→ **What is needed**
Copy all records verbatim.

-- start --

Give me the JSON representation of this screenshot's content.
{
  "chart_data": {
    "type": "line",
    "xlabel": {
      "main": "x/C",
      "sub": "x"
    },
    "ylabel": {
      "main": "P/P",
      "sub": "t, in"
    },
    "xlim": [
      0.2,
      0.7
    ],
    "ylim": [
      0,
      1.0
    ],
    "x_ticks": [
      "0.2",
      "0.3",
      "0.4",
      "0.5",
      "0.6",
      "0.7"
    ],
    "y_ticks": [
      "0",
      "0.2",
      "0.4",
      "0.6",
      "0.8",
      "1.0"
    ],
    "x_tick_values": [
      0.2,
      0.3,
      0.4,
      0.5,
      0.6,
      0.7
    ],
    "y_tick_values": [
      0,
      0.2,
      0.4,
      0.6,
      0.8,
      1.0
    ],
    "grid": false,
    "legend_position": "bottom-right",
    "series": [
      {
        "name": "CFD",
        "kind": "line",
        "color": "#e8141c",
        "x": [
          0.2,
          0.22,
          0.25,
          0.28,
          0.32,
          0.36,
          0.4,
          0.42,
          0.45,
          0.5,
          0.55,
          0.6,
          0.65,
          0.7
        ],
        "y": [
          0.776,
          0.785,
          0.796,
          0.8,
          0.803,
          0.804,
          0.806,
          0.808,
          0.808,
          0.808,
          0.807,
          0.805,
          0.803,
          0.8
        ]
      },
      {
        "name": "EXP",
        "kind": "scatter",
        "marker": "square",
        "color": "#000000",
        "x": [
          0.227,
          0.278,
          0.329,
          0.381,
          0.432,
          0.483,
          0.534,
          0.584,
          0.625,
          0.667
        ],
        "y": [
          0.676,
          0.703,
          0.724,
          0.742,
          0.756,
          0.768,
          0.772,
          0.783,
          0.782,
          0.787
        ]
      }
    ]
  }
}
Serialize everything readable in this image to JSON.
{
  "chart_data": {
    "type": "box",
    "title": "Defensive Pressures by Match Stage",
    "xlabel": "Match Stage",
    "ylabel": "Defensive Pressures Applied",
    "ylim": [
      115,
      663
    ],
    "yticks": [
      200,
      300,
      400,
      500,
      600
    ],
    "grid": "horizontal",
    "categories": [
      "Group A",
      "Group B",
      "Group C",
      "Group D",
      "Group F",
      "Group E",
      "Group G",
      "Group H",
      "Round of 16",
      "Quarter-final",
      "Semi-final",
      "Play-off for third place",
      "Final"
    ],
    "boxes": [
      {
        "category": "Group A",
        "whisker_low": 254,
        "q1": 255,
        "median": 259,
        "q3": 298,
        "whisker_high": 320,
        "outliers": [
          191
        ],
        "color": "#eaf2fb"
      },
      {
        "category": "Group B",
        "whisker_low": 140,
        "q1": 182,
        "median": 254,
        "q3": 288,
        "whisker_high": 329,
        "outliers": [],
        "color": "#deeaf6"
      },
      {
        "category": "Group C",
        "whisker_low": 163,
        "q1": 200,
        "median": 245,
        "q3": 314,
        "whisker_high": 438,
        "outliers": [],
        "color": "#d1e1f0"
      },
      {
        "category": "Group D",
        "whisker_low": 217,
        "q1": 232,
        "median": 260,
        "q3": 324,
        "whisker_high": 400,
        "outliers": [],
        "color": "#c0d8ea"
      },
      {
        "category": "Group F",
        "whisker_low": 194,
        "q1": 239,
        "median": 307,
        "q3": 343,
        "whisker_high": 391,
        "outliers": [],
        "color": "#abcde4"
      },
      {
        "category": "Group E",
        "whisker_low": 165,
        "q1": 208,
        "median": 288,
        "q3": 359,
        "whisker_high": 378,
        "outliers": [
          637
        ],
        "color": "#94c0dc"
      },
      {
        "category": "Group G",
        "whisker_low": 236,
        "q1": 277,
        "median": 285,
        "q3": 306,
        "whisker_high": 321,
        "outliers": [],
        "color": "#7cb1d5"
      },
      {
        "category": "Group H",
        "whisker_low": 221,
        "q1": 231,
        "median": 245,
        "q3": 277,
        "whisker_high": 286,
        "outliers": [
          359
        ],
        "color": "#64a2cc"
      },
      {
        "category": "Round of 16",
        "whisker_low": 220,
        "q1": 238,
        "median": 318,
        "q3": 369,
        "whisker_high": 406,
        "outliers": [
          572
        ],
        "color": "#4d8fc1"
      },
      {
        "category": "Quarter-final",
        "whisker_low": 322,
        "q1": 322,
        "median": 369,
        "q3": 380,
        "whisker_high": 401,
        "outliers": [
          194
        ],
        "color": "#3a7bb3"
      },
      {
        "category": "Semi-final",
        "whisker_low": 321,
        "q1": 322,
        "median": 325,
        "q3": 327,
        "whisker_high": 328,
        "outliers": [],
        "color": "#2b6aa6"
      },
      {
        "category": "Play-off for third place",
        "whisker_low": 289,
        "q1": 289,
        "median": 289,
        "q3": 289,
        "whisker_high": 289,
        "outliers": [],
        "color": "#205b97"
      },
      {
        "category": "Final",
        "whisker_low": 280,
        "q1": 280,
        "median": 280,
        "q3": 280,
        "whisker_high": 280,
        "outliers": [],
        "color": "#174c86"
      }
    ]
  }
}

-- end --

→ **Exercise output**
Give me the JSON representation of this screenshot's content.
{
  "chart_data": {
    "type": "line",
    "xlabel": {
      "main": "x/C",
      "sub": "x"
    },
    "ylabel": {
      "main": "P/P",
      "sub": "t, in"
    },
    "xlim": [
      0.2,
      0.7
    ],
    "ylim": [
      0,
      1.0
    ],
    "x_ticks": [
      "0.2",
      "0.3",
      "0.4",
      "0.5",
      "0.6",
      "0.7"
    ],
    "y_ticks": [
      "0",
      "0.2",
      "0.4",
      "0.6",
      "0.8",
      "1.0"
    ],
    "x_tick_values": [
      0.2,
      0.3,
      0.4,
      0.5,
      0.6,
      0.7
    ],
    "y_tick_values": [
      0,
      0.2,
      0.4,
      0.6,
      0.8,
      1.0
    ],
    "grid": false,
    "legend_position": "bottom-right",
    "series": [
      {
        "name": "CFD",
        "kind": "line",
        "color": "#e8141c",
        "x": [
          0.2,
          0.22,
          0.25,
          0.28,
          0.32,
          0.36,
          0.4,
          0.42,
          0.45,
          0.5,
          0.55,
          0.6,
          0.65,
          0.7
        ],
        "y": [
          0.776,
          0.785,
          0.796,
          0.8,
          0.803,
          0.804,
          0.806,
          0.808,
          0.808,
          0.808,
          0.807,
          0.805,
          0.803,
          0.8
        ]
      },
      {
        "name": "EXP",
        "kind": "scatter",
        "marker": "square",
        "color": "#000000",
        "x": [
          0.227,
          0.278,
          0.329,
          0.381,
          0.432,
          0.483,
          0.534,
          0.584,
          0.625,
          0.667
        ],
        "y": [
          0.676,
          0.703,
          0.724,
          0.742,
          0.756,
          0.768,
          0.772,
          0.783,
          0.782,
          0.787
        ]
      }
    ]
  }
}
Serialize everything readable in this image to JSON.
{
  "chart_data": {
    "type": "box",
    "title": "Defensive Pressures by Match Stage",
    "xlabel": "Match Stage",
    "ylabel": "Defensive Pressures Applied",
    "ylim": [
      115,
      663
    ],
    "yticks": [
      200,
      300,
      400,
      500,
      600
    ],
    "grid": "horizontal",
    "categories": [
      "Group A",
      "Group B",
      "Group C",
      "Group D",
      "Group F",
      "Group E",
      "Group G",
      "Group H",
      "Round of 16",
      "Quarter-final",
      "Semi-final",
      "Play-off for third place",
      "Final"
    ],
    "boxes": [
      {
        "category": "Group A",
        "whisker_low": 254,
        "q1": 255,
        "median": 259,
        "q3": 298,
        "whisker_high": 320,
        "outliers": [
          191
        ],
        "color": "#eaf2fb"
      },
      {
        "category": "Group B",
        "whisker_low": 140,
        "q1": 182,
        "median": 254,
        "q3": 288,
        "whisker_high": 329,
        "outliers": [],
        "color": "#deeaf6"
      },
      {
        "category": "Group C",
        "whisker_low": 163,
        "q1": 200,
        "median": 245,
        "q3": 314,
        "whisker_high": 438,
        "outliers": [],
        "color": "#d1e1f0"
      },
      {
        "category": "Group D",
        "whisker_low": 217,
        "q1": 232,
        "median": 260,
        "q3": 324,
        "whisker_high": 400,
        "outliers": [],
        "color": "#c0d8ea"
      },
      {
        "category": "Group F",
        "whisker_low": 194,
        "q1": 239,
        "median": 307,
        "q3": 343,
        "whisker_high": 391,
        "outliers": [],
        "color": "#abcde4"
      },
      {
        "category": "Group E",
        "whisker_low": 165,
        "q1": 208,
        "median": 288,
        "q3": 359,
        "whisker_high": 378,
        "outliers": [
          637
        ],
        "color": "#94c0dc"
      },
      {
        "category": "Group G",
        "whisker_low": 236,
        "q1": 277,
        "median": 285,
        "q3": 306,
        "whisker_high": 321,
        "outliers": [],
        "color": "#7cb1d5"
      },
      {
        "category": "Group H",
        "whisker_low": 221,
        "q1": 231,
        "median": 245,
        "q3": 277,
        "whisker_high": 286,
        "outliers": [
          359
        ],
        "color": "#64a2cc"
      },
      {
        "category": "Round of 16",
        "whisker_low": 220,
        "q1": 238,
        "median": 318,
        "q3": 369,
        "whisker_high": 406,
        "outliers": [
          572
        ],
        "color": "#4d8fc1"
      },
      {
        "category": "Quarter-final",
        "whisker_low": 322,
        "q1": 322,
        "median": 369,
        "q3": 380,
        "whisker_high": 401,
        "outliers": [
          194
        ],
        "color": "#3a7bb3"
      },
      {
        "category": "Semi-final",
        "whisker_low": 321,
        "q1": 322,
        "median": 325,
        "q3": 327,
        "whisker_high": 328,
        "outliers": [],
        "color": "#2b6aa6"
      },
      {
        "category": "Play-off for third place",
        "whisker_low": 289,
        "q1": 289,
        "median": 289,
        "q3": 289,
        "whisker_high": 289,
        "outliers": [],
        "color": "#205b97"
      },
      {
        "category": "Final",
        "whisker_low": 280,
        "q1": 280,
        "median": 280,
        "q3": 280,
        "whisker_high": 280,
        "outliers": [],
        "color": "#174c86"
      }
    ]
  }
}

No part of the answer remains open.